(PROBLEM TO SOLVE): Copy out every line that contains "with".

** START MATERIAL SHOWN **

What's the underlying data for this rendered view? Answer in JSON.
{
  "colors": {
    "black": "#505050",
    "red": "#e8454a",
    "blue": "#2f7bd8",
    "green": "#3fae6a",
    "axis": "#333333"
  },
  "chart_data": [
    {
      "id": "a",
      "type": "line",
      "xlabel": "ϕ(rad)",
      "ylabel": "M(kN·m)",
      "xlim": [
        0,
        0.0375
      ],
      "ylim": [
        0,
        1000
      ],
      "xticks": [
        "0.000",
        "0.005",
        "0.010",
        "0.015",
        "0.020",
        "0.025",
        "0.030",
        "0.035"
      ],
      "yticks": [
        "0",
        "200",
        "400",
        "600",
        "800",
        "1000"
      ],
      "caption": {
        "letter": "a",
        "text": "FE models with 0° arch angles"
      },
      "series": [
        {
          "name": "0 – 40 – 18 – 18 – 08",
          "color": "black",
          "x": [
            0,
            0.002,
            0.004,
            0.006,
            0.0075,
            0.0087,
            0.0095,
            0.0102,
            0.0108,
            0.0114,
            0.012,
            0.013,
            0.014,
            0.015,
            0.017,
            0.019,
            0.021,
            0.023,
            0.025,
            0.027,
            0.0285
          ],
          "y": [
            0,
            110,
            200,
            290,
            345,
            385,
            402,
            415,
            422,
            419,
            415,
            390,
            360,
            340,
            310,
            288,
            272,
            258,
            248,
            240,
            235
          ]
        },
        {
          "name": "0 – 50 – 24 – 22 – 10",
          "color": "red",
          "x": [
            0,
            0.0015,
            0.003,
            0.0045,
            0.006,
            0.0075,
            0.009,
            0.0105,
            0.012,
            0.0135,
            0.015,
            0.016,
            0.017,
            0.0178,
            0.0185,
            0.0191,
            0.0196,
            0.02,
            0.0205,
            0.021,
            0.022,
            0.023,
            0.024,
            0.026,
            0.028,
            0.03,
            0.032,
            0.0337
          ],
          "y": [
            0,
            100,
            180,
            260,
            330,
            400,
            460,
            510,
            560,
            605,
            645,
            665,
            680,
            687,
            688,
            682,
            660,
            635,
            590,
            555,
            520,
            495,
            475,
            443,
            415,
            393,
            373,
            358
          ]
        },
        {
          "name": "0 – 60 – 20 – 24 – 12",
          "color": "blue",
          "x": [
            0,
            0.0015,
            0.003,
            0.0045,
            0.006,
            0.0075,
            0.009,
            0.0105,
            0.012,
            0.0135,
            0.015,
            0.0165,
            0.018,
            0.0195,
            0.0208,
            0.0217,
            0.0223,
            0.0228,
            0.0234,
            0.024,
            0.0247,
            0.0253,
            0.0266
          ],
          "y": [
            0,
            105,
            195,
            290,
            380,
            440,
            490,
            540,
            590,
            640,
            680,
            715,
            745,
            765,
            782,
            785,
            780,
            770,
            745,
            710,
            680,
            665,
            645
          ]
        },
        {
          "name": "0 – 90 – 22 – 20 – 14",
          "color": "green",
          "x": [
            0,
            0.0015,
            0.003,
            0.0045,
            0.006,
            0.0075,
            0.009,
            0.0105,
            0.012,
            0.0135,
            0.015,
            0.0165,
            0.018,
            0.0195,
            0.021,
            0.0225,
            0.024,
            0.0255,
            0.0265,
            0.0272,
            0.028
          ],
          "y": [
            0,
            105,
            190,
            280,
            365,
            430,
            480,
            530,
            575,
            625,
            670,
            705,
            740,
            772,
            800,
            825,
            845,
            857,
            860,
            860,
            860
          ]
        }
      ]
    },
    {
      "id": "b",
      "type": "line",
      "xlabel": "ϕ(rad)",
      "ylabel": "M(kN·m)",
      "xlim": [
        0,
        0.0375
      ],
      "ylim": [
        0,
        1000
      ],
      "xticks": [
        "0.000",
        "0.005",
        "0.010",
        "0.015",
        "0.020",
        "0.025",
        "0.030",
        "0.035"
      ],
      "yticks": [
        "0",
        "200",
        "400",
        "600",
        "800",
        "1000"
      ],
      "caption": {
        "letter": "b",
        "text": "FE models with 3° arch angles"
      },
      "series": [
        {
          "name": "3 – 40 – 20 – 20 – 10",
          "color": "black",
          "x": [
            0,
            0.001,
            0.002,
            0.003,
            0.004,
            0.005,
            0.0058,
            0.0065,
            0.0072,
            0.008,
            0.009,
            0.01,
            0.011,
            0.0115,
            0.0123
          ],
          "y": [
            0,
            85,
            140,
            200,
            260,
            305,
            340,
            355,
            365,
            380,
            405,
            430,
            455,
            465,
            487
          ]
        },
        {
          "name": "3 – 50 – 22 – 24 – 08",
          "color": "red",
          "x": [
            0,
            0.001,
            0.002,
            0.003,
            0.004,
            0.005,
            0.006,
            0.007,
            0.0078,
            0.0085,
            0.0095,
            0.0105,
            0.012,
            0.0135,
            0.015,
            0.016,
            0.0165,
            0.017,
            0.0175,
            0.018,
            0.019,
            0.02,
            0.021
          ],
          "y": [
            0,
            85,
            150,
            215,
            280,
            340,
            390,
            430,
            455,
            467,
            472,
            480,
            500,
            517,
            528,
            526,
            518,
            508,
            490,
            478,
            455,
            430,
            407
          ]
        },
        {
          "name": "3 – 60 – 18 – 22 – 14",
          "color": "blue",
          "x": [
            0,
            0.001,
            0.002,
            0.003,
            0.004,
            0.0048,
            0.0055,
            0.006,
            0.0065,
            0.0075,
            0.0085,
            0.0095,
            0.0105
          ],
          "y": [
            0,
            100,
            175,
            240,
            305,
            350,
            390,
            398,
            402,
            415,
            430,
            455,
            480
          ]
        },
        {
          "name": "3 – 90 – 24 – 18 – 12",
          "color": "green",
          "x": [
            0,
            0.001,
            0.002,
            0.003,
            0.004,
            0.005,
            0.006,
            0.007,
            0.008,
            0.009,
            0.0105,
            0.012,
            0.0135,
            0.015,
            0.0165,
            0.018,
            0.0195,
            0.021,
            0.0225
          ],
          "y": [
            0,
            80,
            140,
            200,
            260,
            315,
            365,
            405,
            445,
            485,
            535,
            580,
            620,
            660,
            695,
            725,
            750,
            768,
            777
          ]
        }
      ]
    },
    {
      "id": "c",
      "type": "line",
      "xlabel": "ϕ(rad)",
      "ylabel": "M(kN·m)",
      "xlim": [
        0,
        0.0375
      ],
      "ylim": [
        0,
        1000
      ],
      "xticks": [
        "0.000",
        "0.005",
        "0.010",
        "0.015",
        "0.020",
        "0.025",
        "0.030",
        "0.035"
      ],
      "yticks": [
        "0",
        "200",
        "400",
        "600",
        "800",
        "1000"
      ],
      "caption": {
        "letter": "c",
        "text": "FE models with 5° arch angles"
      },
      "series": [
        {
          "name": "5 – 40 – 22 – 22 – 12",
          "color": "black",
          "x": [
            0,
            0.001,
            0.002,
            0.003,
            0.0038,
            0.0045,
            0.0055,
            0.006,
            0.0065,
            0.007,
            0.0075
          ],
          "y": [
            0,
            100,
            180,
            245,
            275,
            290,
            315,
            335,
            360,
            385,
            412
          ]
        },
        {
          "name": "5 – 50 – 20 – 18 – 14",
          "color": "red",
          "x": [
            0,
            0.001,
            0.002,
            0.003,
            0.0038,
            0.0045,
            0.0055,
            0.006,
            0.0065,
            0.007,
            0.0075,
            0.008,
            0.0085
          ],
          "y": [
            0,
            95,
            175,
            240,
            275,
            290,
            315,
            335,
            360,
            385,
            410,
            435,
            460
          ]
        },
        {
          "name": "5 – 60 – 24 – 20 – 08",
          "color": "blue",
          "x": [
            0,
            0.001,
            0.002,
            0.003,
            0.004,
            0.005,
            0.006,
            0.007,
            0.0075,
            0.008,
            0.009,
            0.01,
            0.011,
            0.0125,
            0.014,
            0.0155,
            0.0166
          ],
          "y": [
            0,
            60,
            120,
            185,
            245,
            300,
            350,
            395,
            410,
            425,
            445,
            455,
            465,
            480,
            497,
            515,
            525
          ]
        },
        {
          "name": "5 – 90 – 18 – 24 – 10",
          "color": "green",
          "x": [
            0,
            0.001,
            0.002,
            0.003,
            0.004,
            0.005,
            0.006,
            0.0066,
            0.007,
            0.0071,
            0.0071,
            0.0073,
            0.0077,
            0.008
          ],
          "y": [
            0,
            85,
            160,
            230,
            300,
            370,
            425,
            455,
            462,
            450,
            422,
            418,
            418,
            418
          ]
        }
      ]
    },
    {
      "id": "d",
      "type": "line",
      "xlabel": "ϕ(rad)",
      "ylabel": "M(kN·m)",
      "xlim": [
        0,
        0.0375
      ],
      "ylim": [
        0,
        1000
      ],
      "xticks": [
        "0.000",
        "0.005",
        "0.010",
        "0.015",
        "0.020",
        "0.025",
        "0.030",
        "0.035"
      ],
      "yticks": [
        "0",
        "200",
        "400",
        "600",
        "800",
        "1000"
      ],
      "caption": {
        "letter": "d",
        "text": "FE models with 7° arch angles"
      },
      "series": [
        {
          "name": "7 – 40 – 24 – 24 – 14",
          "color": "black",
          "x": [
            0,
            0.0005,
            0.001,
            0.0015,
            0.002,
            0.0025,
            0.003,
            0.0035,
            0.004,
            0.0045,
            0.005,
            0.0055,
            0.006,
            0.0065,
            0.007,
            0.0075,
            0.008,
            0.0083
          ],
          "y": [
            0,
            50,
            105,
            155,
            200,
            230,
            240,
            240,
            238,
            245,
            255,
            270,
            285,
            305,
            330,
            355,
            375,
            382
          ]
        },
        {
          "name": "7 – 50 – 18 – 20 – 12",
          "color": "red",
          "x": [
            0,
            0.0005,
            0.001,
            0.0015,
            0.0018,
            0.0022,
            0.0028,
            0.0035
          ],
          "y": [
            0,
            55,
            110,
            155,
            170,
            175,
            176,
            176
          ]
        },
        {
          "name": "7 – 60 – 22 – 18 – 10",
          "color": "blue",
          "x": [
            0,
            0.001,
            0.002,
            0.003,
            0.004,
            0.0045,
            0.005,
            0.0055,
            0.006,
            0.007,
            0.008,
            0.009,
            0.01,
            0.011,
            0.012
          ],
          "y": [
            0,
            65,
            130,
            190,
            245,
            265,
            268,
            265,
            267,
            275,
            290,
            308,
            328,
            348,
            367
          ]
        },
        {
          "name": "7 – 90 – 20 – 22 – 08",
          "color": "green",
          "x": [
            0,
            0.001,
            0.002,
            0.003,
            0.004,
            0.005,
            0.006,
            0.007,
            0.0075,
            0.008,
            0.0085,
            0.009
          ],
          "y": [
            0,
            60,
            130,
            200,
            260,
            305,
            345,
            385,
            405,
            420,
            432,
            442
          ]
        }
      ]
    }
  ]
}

** END MATERIAL SHOWN **

(THE RESPONSE):
        "text": "FE models with 0° arch angles"
        "text": "FE models with 3° arch angles"
        "text": "FE models with 5° arch angles"
        "text": "FE models with 7° arch angles"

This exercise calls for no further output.